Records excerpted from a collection
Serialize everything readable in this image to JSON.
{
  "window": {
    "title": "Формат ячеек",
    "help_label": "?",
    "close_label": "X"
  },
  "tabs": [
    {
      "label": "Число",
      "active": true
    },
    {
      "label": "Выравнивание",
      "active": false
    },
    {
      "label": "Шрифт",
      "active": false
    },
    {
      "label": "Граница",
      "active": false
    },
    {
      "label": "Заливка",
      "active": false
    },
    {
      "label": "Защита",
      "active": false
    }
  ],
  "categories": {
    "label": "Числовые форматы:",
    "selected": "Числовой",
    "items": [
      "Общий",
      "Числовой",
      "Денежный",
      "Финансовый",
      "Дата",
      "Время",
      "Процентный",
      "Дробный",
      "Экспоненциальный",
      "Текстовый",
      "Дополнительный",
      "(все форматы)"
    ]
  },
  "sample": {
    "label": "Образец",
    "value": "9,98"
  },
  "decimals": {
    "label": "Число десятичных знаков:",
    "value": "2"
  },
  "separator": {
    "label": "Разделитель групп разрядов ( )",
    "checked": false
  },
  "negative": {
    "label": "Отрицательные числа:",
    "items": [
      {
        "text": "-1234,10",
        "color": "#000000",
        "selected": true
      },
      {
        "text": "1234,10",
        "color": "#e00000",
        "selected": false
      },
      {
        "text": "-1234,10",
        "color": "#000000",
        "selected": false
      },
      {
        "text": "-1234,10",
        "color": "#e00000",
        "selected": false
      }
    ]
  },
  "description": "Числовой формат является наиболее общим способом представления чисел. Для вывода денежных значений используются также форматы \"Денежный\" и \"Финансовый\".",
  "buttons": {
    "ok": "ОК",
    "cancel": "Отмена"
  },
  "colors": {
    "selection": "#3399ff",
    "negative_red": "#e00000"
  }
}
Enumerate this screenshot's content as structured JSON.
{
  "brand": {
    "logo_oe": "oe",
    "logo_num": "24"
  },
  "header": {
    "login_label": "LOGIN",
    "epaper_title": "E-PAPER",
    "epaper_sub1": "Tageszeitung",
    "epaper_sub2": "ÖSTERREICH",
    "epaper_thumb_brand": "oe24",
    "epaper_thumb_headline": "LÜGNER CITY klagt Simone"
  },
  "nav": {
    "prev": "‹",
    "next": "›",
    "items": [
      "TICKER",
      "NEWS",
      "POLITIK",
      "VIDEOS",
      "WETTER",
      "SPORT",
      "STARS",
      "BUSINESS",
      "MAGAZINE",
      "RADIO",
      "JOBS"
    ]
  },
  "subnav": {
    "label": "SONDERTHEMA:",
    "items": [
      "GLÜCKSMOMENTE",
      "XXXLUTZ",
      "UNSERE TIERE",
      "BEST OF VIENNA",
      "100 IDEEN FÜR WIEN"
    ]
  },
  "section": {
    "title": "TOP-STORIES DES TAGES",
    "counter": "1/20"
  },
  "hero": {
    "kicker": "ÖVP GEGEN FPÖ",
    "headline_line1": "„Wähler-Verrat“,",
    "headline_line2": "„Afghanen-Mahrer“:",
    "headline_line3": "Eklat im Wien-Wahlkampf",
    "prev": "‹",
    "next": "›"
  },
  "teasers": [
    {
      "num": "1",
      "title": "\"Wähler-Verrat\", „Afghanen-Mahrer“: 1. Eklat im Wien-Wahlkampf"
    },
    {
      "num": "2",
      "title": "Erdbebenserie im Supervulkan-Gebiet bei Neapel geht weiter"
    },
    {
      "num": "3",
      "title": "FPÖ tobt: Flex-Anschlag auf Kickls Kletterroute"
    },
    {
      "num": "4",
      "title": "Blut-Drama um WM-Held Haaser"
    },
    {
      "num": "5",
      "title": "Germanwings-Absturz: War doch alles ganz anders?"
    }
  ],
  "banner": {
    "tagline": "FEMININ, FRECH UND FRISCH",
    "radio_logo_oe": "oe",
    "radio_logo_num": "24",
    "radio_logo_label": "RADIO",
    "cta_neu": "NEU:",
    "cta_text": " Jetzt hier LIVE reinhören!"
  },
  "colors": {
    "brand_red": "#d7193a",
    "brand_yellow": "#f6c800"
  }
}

What to work on ▸
Exactly and exclusively, repeat the lines from the line that contains "Enumerate this screenshot's" through the end of the records, both ends included.

The response ▸
Enumerate this screenshot's content as structured JSON.
{
  "brand": {
    "logo_oe": "oe",
    "logo_num": "24"
  },
  "header": {
    "login_label": "LOGIN",
    "epaper_title": "E-PAPER",
    "epaper_sub1": "Tageszeitung",
    "epaper_sub2": "ÖSTERREICH",
    "epaper_thumb_brand": "oe24",
    "epaper_thumb_headline": "LÜGNER CITY klagt Simone"
  },
  "nav": {
    "prev": "‹",
    "next": "›",
    "items": [
      "TICKER",
      "NEWS",
      "POLITIK",
      "VIDEOS",
      "WETTER",
      "SPORT",
      "STARS",
      "BUSINESS",
      "MAGAZINE",
      "RADIO",
      "JOBS"
    ]
  },
  "subnav": {
    "label": "SONDERTHEMA:",
    "items": [
      "GLÜCKSMOMENTE",
      "XXXLUTZ",
      "UNSERE TIERE",
      "BEST OF VIENNA",
      "100 IDEEN FÜR WIEN"
    ]
  },
  "section": {
    "title": "TOP-STORIES DES TAGES",
    "counter": "1/20"
  },
  "hero": {
    "kicker": "ÖVP GEGEN FPÖ",
    "headline_line1": "„Wähler-Verrat“,",
    "headline_line2": "„Afghanen-Mahrer“:",
    "headline_line3": "Eklat im Wien-Wahlkampf",
    "prev": "‹",
    "next": "›"
  },
  "teasers": [
    {
      "num": "1",
      "title": "\"Wähler-Verrat\", „Afghanen-Mahrer“: 1. Eklat im Wien-Wahlkampf"
    },
    {
      "num": "2",
      "title": "Erdbebenserie im Supervulkan-Gebiet bei Neapel geht weiter"
    },
    {
      "num": "3",
      "title": "FPÖ tobt: Flex-Anschlag auf Kickls Kletterroute"
    },
    {
      "num": "4",
      "title": "Blut-Drama um WM-Held Haaser"
    },
    {
      "num": "5",
      "title": "Germanwings-Absturz: War doch alles ganz anders?"
    }
  ],
  "banner": {
    "tagline": "FEMININ, FRECH UND FRISCH",
    "radio_logo_oe": "oe",
    "radio_logo_num": "24",
    "radio_logo_label": "RADIO",
    "cta_neu": "NEU:",
    "cta_text": " Jetzt hier LIVE reinhören!"
  },
  "colors": {
    "brand_red": "#d7193a",
    "brand_yellow": "#f6c800"
  }
}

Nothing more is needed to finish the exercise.